# [Exercise details]
Every line with the word "Novena" in it should be extracted from the data that follows.

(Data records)
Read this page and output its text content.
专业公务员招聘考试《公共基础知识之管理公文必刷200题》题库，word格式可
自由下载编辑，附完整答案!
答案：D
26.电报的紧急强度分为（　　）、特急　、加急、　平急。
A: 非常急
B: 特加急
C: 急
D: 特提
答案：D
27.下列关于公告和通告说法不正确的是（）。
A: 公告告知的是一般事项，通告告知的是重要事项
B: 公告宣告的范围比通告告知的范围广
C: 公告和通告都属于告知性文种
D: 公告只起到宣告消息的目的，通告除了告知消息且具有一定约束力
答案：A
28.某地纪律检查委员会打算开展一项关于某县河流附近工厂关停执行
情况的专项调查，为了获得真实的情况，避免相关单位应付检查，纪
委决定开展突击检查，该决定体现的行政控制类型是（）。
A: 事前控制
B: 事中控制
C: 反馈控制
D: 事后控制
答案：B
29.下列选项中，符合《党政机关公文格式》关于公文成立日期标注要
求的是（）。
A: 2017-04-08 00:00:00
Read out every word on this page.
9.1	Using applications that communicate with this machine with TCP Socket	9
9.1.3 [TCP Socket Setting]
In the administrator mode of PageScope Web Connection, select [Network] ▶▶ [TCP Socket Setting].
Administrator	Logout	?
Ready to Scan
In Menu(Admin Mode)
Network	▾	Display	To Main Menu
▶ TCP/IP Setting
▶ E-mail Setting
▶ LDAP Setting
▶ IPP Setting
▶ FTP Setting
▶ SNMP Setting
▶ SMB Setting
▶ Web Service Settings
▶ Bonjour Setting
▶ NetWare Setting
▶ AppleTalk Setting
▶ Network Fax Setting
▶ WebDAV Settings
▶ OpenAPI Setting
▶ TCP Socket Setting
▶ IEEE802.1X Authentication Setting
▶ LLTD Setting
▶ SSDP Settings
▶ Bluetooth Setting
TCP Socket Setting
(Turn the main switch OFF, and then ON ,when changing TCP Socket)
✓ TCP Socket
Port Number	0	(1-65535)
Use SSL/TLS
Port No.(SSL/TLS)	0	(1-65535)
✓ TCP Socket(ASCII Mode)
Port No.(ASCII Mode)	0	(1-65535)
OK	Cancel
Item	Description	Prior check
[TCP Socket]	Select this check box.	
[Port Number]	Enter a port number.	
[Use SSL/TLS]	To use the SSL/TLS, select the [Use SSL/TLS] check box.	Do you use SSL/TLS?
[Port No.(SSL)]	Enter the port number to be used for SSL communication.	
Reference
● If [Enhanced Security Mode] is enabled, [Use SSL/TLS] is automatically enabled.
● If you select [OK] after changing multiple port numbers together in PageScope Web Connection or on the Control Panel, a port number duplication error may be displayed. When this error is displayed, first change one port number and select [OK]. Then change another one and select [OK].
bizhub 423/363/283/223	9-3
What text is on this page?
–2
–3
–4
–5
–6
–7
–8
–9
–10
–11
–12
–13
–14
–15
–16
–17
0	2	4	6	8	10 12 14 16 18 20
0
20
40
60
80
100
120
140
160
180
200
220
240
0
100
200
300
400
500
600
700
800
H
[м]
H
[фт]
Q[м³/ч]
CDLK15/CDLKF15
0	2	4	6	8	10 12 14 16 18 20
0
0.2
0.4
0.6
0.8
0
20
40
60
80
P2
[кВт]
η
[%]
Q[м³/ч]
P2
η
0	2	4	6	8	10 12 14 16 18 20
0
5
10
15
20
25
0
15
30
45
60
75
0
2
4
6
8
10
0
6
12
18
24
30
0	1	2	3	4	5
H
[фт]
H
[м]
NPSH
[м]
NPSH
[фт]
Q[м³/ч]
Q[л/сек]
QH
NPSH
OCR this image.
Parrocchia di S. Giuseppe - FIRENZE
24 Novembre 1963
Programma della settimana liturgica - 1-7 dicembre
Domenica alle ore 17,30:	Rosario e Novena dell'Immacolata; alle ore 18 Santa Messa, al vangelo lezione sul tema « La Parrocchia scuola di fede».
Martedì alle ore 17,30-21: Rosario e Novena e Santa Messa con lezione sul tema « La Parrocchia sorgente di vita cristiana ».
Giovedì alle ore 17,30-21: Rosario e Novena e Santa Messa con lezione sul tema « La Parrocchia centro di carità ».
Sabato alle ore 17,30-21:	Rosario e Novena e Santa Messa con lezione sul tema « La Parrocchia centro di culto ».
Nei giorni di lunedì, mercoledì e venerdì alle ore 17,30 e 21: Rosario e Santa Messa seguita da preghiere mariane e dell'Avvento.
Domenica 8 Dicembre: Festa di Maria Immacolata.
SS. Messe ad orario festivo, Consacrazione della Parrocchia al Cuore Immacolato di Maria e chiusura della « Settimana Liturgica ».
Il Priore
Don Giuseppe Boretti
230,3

# [Output for this exercise]
Domenica alle ore 17,30:	Rosario e Novena dell'Immacolata; alle ore 18 Santa Messa, al vangelo lezione sul tema « La Parrocchia scuola di fede».
Martedì alle ore 17,30-21: Rosario e Novena e Santa Messa con lezione sul tema « La Parrocchia sorgente di vita cristiana ».
Giovedì alle ore 17,30-21: Rosario e Novena e Santa Messa con lezione sul tema « La Parrocchia centro di carità ».
Sabato alle ore 17,30-21:	Rosario e Novena e Santa Messa con lezione sul tema « La Parrocchia centro di culto ».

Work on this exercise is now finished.